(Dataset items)
+---+

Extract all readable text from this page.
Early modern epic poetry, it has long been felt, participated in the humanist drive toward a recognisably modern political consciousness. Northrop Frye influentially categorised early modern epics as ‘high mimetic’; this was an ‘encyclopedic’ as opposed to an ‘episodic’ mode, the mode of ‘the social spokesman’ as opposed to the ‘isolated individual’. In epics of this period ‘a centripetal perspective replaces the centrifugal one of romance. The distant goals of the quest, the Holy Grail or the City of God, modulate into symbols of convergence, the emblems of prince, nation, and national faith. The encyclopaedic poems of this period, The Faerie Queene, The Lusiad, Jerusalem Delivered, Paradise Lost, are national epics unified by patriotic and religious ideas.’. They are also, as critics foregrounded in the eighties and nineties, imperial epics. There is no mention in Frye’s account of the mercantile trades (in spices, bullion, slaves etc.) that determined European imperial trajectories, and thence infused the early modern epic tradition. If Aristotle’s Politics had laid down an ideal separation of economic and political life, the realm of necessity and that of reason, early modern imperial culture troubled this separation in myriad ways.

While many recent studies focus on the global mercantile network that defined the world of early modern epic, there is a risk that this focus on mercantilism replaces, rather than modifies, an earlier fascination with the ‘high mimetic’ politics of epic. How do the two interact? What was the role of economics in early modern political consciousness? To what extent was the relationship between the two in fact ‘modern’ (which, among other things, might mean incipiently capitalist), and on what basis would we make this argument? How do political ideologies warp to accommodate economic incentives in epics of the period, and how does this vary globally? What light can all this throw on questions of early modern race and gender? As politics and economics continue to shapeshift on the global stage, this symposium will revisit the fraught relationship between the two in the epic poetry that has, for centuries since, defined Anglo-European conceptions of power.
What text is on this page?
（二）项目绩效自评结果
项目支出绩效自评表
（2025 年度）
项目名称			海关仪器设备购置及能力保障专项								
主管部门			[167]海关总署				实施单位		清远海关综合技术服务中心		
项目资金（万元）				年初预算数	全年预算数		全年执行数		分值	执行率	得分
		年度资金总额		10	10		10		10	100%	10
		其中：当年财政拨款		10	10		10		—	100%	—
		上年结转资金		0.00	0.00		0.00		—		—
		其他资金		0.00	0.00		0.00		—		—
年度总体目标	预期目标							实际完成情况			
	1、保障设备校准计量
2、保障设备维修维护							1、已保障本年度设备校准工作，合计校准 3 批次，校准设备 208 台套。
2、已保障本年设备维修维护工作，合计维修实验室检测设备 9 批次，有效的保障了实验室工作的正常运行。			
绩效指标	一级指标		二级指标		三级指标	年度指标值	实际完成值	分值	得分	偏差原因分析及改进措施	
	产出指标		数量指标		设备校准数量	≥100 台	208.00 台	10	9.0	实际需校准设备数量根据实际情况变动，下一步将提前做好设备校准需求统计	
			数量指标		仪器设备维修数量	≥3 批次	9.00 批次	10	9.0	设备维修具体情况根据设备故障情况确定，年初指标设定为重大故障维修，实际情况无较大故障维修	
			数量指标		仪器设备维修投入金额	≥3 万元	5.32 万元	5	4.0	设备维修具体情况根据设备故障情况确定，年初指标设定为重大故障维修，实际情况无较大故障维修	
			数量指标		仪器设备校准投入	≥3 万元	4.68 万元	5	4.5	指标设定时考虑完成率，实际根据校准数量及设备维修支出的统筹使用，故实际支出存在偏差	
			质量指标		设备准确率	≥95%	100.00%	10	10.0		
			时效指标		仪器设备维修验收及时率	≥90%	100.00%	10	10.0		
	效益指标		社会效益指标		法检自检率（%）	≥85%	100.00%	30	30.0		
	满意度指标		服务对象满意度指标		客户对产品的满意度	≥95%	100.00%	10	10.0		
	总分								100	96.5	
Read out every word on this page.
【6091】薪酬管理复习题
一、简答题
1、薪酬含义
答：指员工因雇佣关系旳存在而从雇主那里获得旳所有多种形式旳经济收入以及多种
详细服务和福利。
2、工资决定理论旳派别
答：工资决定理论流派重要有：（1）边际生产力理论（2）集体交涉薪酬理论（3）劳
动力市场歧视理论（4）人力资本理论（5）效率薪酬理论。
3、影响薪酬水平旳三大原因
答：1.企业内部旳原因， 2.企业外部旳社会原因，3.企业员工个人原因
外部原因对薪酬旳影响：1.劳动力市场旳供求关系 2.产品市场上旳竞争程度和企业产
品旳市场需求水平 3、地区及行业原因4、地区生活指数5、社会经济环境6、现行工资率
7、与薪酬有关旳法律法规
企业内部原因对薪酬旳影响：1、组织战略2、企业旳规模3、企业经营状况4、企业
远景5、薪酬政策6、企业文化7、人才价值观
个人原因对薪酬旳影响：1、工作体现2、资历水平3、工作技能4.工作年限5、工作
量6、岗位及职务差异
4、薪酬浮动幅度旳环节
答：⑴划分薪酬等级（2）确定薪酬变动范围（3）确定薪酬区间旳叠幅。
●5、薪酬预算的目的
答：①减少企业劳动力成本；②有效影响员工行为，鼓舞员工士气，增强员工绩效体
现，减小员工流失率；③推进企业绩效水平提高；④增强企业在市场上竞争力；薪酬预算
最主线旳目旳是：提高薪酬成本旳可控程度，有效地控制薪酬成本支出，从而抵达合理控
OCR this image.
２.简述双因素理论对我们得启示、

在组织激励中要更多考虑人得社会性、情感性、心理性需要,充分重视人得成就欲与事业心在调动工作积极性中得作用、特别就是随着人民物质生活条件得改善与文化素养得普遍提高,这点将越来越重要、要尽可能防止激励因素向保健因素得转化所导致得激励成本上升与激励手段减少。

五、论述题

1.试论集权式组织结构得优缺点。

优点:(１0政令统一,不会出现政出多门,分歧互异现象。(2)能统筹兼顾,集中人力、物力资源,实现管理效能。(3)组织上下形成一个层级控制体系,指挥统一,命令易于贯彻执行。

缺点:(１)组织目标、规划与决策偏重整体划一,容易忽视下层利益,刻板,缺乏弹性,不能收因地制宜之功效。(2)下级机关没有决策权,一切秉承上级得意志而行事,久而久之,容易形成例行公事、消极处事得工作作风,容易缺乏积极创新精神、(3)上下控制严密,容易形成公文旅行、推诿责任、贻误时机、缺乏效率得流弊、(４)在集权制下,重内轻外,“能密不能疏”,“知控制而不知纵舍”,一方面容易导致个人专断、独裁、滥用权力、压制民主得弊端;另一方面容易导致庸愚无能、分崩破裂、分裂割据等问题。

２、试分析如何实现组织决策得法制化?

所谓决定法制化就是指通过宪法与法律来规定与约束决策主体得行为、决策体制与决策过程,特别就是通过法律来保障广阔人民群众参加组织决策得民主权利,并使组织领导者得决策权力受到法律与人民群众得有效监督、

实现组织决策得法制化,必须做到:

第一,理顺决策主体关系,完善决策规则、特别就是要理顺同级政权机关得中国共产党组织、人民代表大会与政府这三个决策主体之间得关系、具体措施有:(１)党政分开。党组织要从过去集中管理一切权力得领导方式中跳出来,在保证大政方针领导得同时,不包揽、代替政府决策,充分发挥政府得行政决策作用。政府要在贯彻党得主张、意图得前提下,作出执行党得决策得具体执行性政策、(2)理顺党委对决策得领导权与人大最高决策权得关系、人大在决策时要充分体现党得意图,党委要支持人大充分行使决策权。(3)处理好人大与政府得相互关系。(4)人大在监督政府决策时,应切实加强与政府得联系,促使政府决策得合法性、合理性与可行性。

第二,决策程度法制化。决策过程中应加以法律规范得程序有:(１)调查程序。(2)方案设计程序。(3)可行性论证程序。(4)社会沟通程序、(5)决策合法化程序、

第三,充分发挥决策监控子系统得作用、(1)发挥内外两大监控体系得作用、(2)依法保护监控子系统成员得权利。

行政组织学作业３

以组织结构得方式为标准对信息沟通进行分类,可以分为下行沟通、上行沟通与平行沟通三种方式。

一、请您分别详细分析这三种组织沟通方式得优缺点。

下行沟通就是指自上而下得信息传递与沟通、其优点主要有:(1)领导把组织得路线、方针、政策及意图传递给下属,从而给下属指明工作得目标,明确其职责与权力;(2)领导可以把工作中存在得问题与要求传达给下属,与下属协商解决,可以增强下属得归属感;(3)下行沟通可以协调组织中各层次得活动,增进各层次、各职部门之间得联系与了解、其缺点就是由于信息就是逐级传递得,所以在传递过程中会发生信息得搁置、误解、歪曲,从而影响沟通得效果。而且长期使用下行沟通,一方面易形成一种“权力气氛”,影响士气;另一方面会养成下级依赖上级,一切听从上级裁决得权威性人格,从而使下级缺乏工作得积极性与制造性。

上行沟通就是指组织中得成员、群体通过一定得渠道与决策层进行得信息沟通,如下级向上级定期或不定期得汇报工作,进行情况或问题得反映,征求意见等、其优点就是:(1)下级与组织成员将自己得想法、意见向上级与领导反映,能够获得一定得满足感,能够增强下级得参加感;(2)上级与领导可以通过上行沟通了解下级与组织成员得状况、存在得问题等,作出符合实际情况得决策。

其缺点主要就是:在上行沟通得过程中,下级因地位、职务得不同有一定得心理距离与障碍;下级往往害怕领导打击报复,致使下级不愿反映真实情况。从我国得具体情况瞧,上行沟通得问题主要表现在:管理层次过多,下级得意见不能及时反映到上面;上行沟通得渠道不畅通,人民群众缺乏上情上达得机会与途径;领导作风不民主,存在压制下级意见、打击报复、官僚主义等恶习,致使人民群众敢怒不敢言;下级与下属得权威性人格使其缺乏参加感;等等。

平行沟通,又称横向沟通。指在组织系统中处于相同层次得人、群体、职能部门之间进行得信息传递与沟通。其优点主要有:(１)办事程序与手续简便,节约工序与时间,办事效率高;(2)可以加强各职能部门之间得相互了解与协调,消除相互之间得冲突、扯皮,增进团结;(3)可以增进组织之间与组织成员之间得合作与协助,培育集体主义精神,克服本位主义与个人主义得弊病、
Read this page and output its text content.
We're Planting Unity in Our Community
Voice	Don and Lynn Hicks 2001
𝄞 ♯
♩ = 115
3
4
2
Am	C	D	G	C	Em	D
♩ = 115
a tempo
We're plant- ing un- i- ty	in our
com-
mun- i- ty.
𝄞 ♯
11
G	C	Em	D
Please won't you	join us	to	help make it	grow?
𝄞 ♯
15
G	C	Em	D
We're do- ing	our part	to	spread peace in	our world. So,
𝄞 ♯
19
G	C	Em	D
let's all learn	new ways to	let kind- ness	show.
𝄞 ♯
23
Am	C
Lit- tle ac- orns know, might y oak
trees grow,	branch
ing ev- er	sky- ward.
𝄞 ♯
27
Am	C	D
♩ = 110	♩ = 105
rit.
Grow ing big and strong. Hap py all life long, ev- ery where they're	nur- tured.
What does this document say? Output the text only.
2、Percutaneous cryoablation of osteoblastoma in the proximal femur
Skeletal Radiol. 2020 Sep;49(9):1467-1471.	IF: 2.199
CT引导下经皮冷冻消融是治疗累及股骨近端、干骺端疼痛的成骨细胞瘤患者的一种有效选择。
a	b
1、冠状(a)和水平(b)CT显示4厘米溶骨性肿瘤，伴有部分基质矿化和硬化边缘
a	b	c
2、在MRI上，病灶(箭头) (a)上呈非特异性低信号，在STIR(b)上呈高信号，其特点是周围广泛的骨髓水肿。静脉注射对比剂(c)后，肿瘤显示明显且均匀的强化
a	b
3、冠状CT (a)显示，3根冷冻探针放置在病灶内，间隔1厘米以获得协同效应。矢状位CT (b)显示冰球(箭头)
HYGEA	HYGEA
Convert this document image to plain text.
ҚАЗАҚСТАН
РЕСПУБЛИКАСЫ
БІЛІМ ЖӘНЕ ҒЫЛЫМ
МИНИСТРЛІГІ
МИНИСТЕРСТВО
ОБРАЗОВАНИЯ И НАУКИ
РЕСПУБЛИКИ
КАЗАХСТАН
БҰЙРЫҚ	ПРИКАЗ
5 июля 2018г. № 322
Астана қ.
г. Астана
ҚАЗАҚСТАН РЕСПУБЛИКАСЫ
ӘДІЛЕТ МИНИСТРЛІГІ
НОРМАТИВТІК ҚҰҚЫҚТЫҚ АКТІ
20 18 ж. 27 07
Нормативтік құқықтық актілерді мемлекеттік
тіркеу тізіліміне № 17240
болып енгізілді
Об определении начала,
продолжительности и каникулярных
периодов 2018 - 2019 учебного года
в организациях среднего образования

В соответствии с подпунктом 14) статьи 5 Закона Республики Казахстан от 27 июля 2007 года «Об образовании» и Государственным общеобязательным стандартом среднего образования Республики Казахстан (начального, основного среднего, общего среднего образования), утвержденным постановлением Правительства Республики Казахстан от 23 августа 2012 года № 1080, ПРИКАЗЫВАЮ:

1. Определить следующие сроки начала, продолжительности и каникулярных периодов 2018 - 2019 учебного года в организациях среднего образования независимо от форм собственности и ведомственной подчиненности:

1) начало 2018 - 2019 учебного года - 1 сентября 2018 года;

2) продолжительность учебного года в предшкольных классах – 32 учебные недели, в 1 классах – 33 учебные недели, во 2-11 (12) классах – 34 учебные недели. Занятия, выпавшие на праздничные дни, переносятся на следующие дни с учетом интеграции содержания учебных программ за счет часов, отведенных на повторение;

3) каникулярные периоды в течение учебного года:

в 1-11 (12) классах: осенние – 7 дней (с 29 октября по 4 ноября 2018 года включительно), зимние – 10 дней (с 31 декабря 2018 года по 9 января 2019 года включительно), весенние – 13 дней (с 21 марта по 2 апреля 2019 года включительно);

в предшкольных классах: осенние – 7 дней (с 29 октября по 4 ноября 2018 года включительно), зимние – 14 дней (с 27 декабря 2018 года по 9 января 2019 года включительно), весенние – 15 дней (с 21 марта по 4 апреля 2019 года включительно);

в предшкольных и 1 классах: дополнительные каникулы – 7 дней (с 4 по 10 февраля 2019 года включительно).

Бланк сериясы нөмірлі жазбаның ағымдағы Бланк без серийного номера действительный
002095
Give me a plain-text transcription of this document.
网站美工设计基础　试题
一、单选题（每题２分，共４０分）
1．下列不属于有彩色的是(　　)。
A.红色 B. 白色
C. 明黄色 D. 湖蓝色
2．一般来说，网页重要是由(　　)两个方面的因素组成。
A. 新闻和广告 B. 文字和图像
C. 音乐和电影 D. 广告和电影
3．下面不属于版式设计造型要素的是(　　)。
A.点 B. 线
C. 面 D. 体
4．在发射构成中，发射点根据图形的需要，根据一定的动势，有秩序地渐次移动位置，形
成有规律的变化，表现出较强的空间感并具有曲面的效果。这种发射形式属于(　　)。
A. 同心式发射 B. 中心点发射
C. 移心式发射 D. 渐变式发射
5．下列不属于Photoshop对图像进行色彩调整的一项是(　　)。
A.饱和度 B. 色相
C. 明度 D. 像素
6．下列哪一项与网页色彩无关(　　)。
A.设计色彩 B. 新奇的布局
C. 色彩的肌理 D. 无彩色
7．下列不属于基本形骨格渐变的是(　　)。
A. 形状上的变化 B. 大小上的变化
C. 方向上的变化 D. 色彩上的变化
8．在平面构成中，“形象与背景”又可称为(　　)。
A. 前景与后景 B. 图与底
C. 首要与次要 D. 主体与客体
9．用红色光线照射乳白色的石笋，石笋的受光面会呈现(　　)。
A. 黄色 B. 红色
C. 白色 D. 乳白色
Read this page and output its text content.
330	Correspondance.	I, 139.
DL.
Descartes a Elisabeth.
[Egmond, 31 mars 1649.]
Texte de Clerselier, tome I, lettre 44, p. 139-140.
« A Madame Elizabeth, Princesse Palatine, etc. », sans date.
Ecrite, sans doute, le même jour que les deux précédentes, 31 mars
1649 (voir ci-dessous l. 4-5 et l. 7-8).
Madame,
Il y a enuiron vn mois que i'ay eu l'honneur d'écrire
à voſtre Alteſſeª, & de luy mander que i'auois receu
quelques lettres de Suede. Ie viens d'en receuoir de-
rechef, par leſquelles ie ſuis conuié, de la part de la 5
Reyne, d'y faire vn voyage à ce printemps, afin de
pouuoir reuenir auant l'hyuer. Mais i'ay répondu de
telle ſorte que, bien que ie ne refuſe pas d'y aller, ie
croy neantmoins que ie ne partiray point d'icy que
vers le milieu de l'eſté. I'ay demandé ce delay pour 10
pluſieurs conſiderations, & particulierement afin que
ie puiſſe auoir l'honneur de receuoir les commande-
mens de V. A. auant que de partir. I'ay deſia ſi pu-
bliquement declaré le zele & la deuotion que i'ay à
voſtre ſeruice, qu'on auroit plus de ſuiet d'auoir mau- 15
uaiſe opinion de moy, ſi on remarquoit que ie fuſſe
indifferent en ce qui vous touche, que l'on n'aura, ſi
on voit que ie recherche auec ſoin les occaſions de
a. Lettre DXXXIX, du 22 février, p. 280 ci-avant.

+---+

**SHORT TASK:** Provide only the count of lines in the data above that include the string "auant".

**TASK RESPONSE:** 2